■ **WHAT NEEDS TO BE DONE**: Please set down all the lines beneath this one exactly, without the pictures.

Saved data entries
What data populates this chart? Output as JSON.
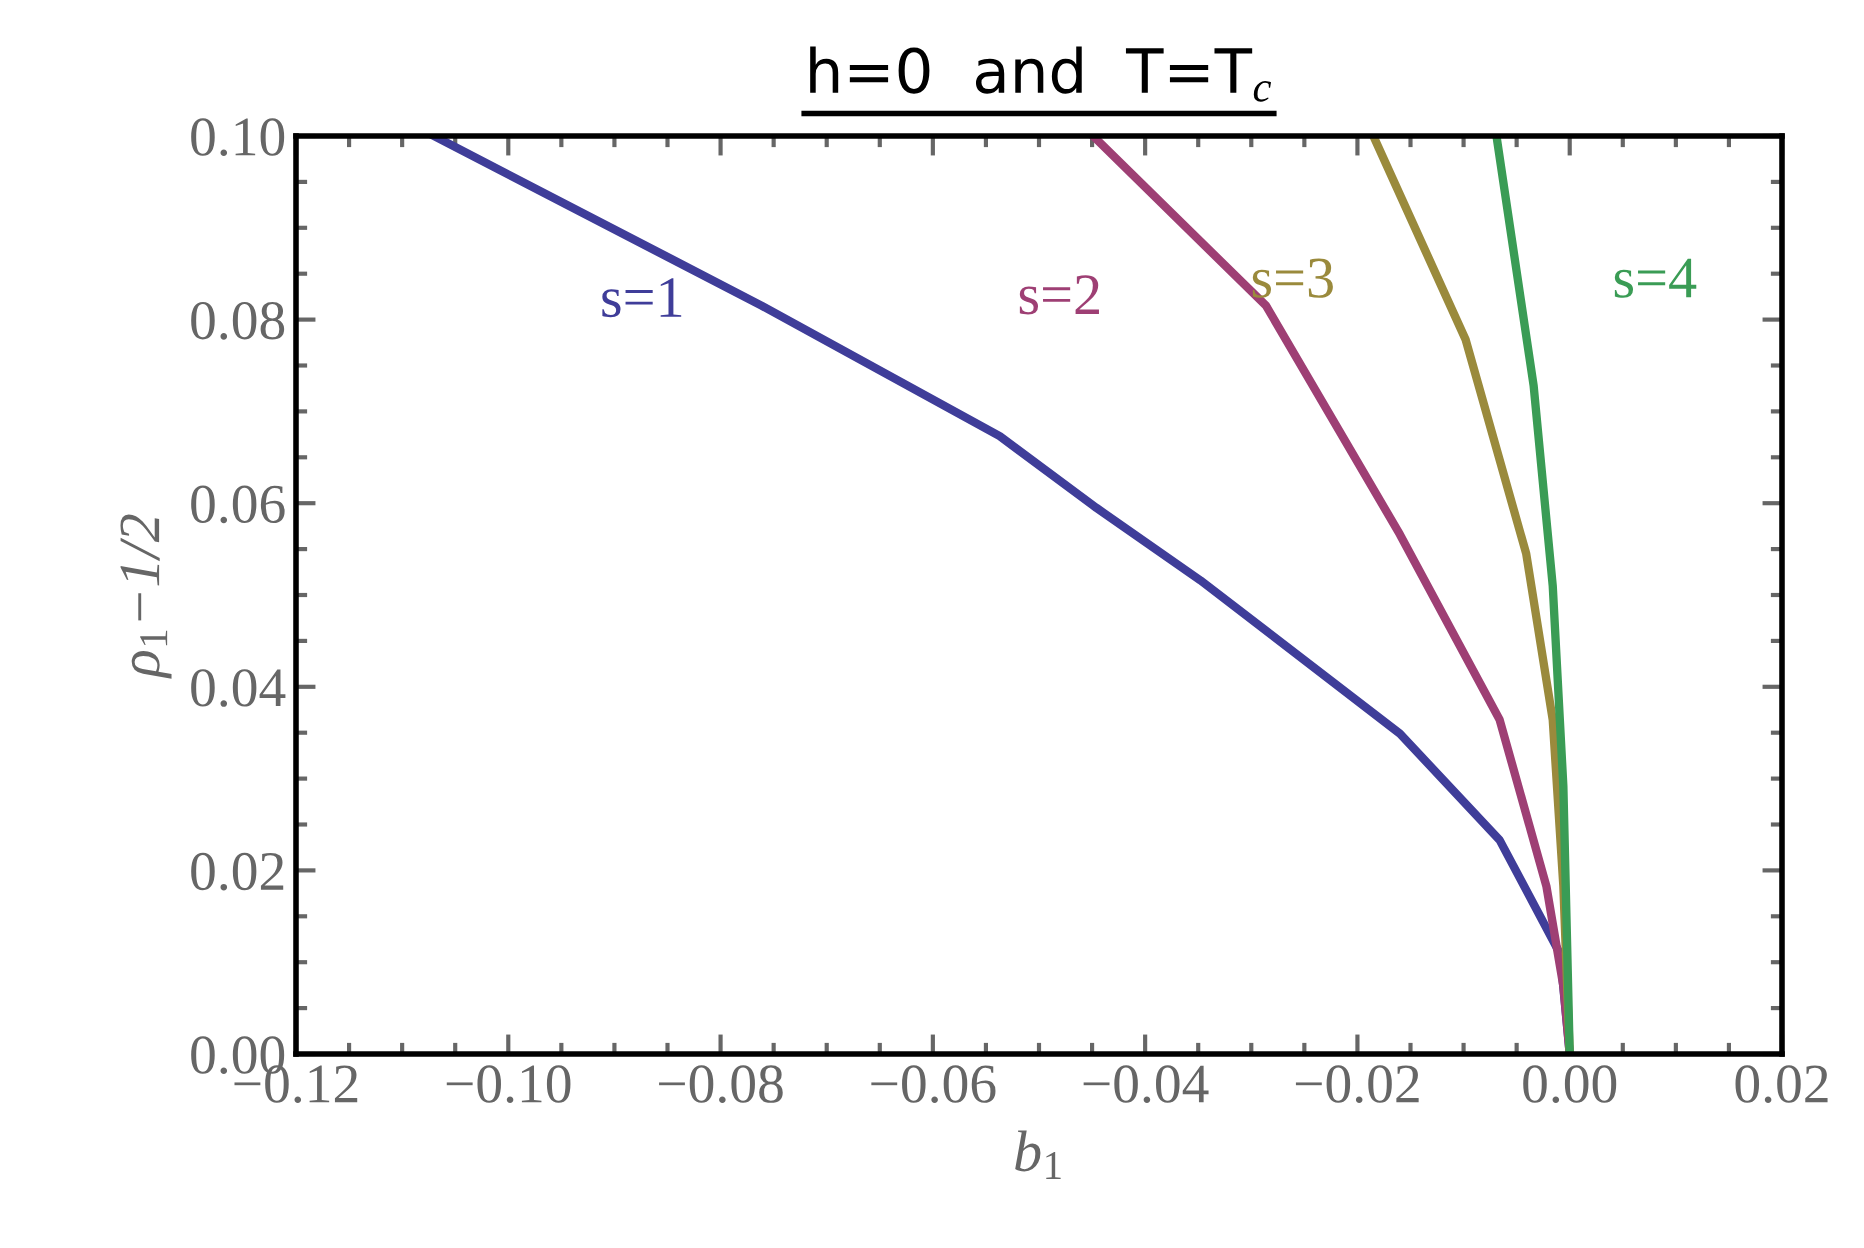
{
  "chart_data": {
    "type": "line",
    "title": "h=0  and  T=T$_{c}$",
    "xlabel": "b$_{1}$",
    "ylabel": "ρ$_{1}$−1/2",
    "xlim": [
      -0.12,
      0.02
    ],
    "ylim": [
      0.0,
      0.1
    ],
    "xticks": [
      {
        "value": -0.12,
        "label": "−0.12"
      },
      {
        "value": -0.1,
        "label": "−0.10"
      },
      {
        "value": -0.08,
        "label": "−0.08"
      },
      {
        "value": -0.06,
        "label": "−0.06"
      },
      {
        "value": -0.04,
        "label": "−0.04"
      },
      {
        "value": -0.02,
        "label": "−0.02"
      },
      {
        "value": 0.0,
        "label": "0.00"
      },
      {
        "value": 0.02,
        "label": "0.02"
      }
    ],
    "yticks": [
      {
        "value": 0.0,
        "label": "0.00"
      },
      {
        "value": 0.02,
        "label": "0.02"
      },
      {
        "value": 0.04,
        "label": "0.04"
      },
      {
        "value": 0.06,
        "label": "0.06"
      },
      {
        "value": 0.08,
        "label": "0.08"
      },
      {
        "value": 0.1,
        "label": "0.10"
      }
    ],
    "grid": false,
    "legend": false,
    "marker": "none",
    "line_style": "solid",
    "series": [
      {
        "name": "s=1",
        "color": "#3f3d99",
        "x": [
          -0.107,
          -0.0761,
          -0.0537,
          -0.0446,
          -0.0348,
          -0.016,
          -0.0066,
          -0.0009,
          0.0
        ],
        "values": [
          0.1,
          0.0815,
          0.0673,
          0.0595,
          0.0516,
          0.0349,
          0.0233,
          0.0109,
          0.0
        ]
      },
      {
        "name": "s=2",
        "color": "#9e3f74",
        "x": [
          -0.0449,
          -0.0286,
          -0.016,
          -0.0066,
          -0.0022,
          -0.0006,
          0.0
        ],
        "values": [
          0.1,
          0.0815,
          0.0566,
          0.0364,
          0.0183,
          0.0074,
          0.0
        ]
      },
      {
        "name": "s=3",
        "color": "#9a8a3c",
        "x": [
          -0.0185,
          -0.0098,
          -0.0041,
          -0.0016,
          -0.0006,
          0.0
        ],
        "values": [
          0.1,
          0.0778,
          0.0545,
          0.0364,
          0.0183,
          0.0
        ]
      },
      {
        "name": "s=4",
        "color": "#3a9c55",
        "x": [
          -0.0069,
          -0.0034,
          -0.0016,
          -0.0006,
          0.0
        ],
        "values": [
          0.1,
          0.0728,
          0.051,
          0.0292,
          0.0
        ]
      }
    ]
  }
}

■ **SOLVED PROBLEM**:
What data populates this chart? Output as JSON.
{
  "chart_data": {
    "type": "line",
    "title": "h=0  and  T=T$_{c}$",
    "xlabel": "b$_{1}$",
    "ylabel": "ρ$_{1}$−1/2",
    "xlim": [
      -0.12,
      0.02
    ],
    "ylim": [
      0.0,
      0.1
    ],
    "xticks": [
      {
        "value": -0.12,
        "label": "−0.12"
      },
      {
        "value": -0.1,
        "label": "−0.10"
      },
      {
        "value": -0.08,
        "label": "−0.08"
      },
      {
        "value": -0.06,
        "label": "−0.06"
      },
      {
        "value": -0.04,
        "label": "−0.04"
      },
      {
        "value": -0.02,
        "label": "−0.02"
      },
      {
        "value": 0.0,
        "label": "0.00"
      },
      {
        "value": 0.02,
        "label": "0.02"
      }
    ],
    "yticks": [
      {
        "value": 0.0,
        "label": "0.00"
      },
      {
        "value": 0.02,
        "label": "0.02"
      },
      {
        "value": 0.04,
        "label": "0.04"
      },
      {
        "value": 0.06,
        "label": "0.06"
      },
      {
        "value": 0.08,
        "label": "0.08"
      },
      {
        "value": 0.1,
        "label": "0.10"
      }
    ],
    "grid": false,
    "legend": false,
    "marker": "none",
    "line_style": "solid",
    "series": [
      {
        "name": "s=1",
        "color": "#3f3d99",
        "x": [
          -0.107,
          -0.0761,
          -0.0537,
          -0.0446,
          -0.0348,
          -0.016,
          -0.0066,
          -0.0009,
          0.0
        ],
        "values": [
          0.1,
          0.0815,
          0.0673,
          0.0595,
          0.0516,
          0.0349,
          0.0233,
          0.0109,
          0.0
        ]
      },
      {
        "name": "s=2",
        "color": "#9e3f74",
        "x": [
          -0.0449,
          -0.0286,
          -0.016,
          -0.0066,
          -0.0022,
          -0.0006,
          0.0
        ],
        "values": [
          0.1,
          0.0815,
          0.0566,
          0.0364,
          0.0183,
          0.0074,
          0.0
        ]
      },
      {
        "name": "s=3",
        "color": "#9a8a3c",
        "x": [
          -0.0185,
          -0.0098,
          -0.0041,
          -0.0016,
          -0.0006,
          0.0
        ],
        "values": [
          0.1,
          0.0778,
          0.0545,
          0.0364,
          0.0183,
          0.0
        ]
      },
      {
        "name": "s=4",
        "color": "#3a9c55",
        "x": [
          -0.0069,
          -0.0034,
          -0.0016,
          -0.0006,
          0.0
        ],
        "values": [
          0.1,
          0.0728,
          0.051,
          0.0292,
          0.0
        ]
      }
    ]
  }
}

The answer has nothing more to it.